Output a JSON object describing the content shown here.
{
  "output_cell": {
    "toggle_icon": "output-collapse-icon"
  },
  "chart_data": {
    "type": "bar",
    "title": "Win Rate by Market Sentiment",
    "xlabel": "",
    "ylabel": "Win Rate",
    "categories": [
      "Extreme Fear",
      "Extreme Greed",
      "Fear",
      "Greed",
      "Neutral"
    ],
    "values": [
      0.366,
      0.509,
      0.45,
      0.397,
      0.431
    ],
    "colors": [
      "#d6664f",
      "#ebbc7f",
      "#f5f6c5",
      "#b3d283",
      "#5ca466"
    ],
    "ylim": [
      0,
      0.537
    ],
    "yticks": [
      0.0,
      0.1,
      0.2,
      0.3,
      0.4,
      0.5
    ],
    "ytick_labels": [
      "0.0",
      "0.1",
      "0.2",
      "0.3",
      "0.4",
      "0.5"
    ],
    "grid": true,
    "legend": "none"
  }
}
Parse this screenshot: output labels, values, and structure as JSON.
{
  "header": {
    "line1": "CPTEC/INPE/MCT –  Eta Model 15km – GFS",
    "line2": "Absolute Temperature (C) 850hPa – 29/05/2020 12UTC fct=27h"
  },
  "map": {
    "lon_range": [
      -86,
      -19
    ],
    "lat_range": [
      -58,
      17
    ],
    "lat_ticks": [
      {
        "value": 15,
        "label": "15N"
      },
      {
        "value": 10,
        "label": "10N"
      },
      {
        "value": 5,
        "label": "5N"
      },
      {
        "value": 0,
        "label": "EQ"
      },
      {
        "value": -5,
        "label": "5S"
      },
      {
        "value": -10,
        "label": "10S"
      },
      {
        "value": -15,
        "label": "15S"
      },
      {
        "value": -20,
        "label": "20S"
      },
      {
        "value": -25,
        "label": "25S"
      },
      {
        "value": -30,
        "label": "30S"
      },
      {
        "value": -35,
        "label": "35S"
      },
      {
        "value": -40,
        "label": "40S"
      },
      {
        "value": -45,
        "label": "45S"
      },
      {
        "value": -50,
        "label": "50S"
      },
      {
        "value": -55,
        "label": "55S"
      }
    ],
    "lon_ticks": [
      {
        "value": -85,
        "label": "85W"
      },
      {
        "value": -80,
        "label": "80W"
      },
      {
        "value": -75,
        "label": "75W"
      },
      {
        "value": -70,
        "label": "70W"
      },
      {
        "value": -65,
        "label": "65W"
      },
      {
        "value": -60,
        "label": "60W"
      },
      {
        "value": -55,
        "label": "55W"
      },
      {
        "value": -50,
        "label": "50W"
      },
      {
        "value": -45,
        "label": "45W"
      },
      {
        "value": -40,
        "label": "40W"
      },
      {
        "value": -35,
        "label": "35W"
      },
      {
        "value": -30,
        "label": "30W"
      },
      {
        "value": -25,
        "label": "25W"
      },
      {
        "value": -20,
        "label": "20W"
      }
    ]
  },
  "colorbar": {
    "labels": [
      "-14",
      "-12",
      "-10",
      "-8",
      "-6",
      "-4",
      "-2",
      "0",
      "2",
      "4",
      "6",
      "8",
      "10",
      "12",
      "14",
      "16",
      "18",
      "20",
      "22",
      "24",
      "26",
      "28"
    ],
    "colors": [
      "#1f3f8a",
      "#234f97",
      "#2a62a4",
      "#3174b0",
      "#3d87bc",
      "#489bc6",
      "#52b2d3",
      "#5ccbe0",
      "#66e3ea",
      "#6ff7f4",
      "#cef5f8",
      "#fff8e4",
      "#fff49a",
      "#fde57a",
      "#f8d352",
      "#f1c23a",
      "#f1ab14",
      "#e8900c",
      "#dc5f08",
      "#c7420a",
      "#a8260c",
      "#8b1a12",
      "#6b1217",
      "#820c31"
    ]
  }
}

☆ ☆ ☆ ☆ ☆ ☆ ☆

* [Stated problem]:
Restate the data above word for word.

* [Finished exercise]:
Output a JSON object describing the content shown here.
{
  "output_cell": {
    "toggle_icon": "output-collapse-icon"
  },
  "chart_data": {
    "type": "bar",
    "title": "Win Rate by Market Sentiment",
    "xlabel": "",
    "ylabel": "Win Rate",
    "categories": [
      "Extreme Fear",
      "Extreme Greed",
      "Fear",
      "Greed",
      "Neutral"
    ],
    "values": [
      0.366,
      0.509,
      0.45,
      0.397,
      0.431
    ],
    "colors": [
      "#d6664f",
      "#ebbc7f",
      "#f5f6c5",
      "#b3d283",
      "#5ca466"
    ],
    "ylim": [
      0,
      0.537
    ],
    "yticks": [
      0.0,
      0.1,
      0.2,
      0.3,
      0.4,
      0.5
    ],
    "ytick_labels": [
      "0.0",
      "0.1",
      "0.2",
      "0.3",
      "0.4",
      "0.5"
    ],
    "grid": true,
    "legend": "none"
  }
}
Parse this screenshot: output labels, values, and structure as JSON.
{
  "header": {
    "line1": "CPTEC/INPE/MCT –  Eta Model 15km – GFS",
    "line2": "Absolute Temperature (C) 850hPa – 29/05/2020 12UTC fct=27h"
  },
  "map": {
    "lon_range": [
      -86,
      -19
    ],
    "lat_range": [
      -58,
      17
    ],
    "lat_ticks": [
      {
        "value": 15,
        "label": "15N"
      },
      {
        "value": 10,
        "label": "10N"
      },
      {
        "value": 5,
        "label": "5N"
      },
      {
        "value": 0,
        "label": "EQ"
      },
      {
        "value": -5,
        "label": "5S"
      },
      {
        "value": -10,
        "label": "10S"
      },
      {
        "value": -15,
        "label": "15S"
      },
      {
        "value": -20,
        "label": "20S"
      },
      {
        "value": -25,
        "label": "25S"
      },
      {
        "value": -30,
        "label": "30S"
      },
      {
        "value": -35,
        "label": "35S"
      },
      {
        "value": -40,
        "label": "40S"
      },
      {
        "value": -45,
        "label": "45S"
      },
      {
        "value": -50,
        "label": "50S"
      },
      {
        "value": -55,
        "label": "55S"
      }
    ],
    "lon_ticks": [
      {
        "value": -85,
        "label": "85W"
      },
      {
        "value": -80,
        "label": "80W"
      },
      {
        "value": -75,
        "label": "75W"
      },
      {
        "value": -70,
        "label": "70W"
      },
      {
        "value": -65,
        "label": "65W"
      },
      {
        "value": -60,
        "label": "60W"
      },
      {
        "value": -55,
        "label": "55W"
      },
      {
        "value": -50,
        "label": "50W"
      },
      {
        "value": -45,
        "label": "45W"
      },
      {
        "value": -40,
        "label": "40W"
      },
      {
        "value": -35,
        "label": "35W"
      },
      {
        "value": -30,
        "label": "30W"
      },
      {
        "value": -25,
        "label": "25W"
      },
      {
        "value": -20,
        "label": "20W"
      }
    ]
  },
  "colorbar": {
    "labels": [
      "-14",
      "-12",
      "-10",
      "-8",
      "-6",
      "-4",
      "-2",
      "0",
      "2",
      "4",
      "6",
      "8",
      "10",
      "12",
      "14",
      "16",
      "18",
      "20",
      "22",
      "24",
      "26",
      "28"
    ],
    "colors": [
      "#1f3f8a",
      "#234f97",
      "#2a62a4",
      "#3174b0",
      "#3d87bc",
      "#489bc6",
      "#52b2d3",
      "#5ccbe0",
      "#66e3ea",
      "#6ff7f4",
      "#cef5f8",
      "#fff8e4",
      "#fff49a",
      "#fde57a",
      "#f8d352",
      "#f1c23a",
      "#f1ab14",
      "#e8900c",
      "#dc5f08",
      "#c7420a",
      "#a8260c",
      "#8b1a12",
      "#6b1217",
      "#820c31"
    ]
  }
}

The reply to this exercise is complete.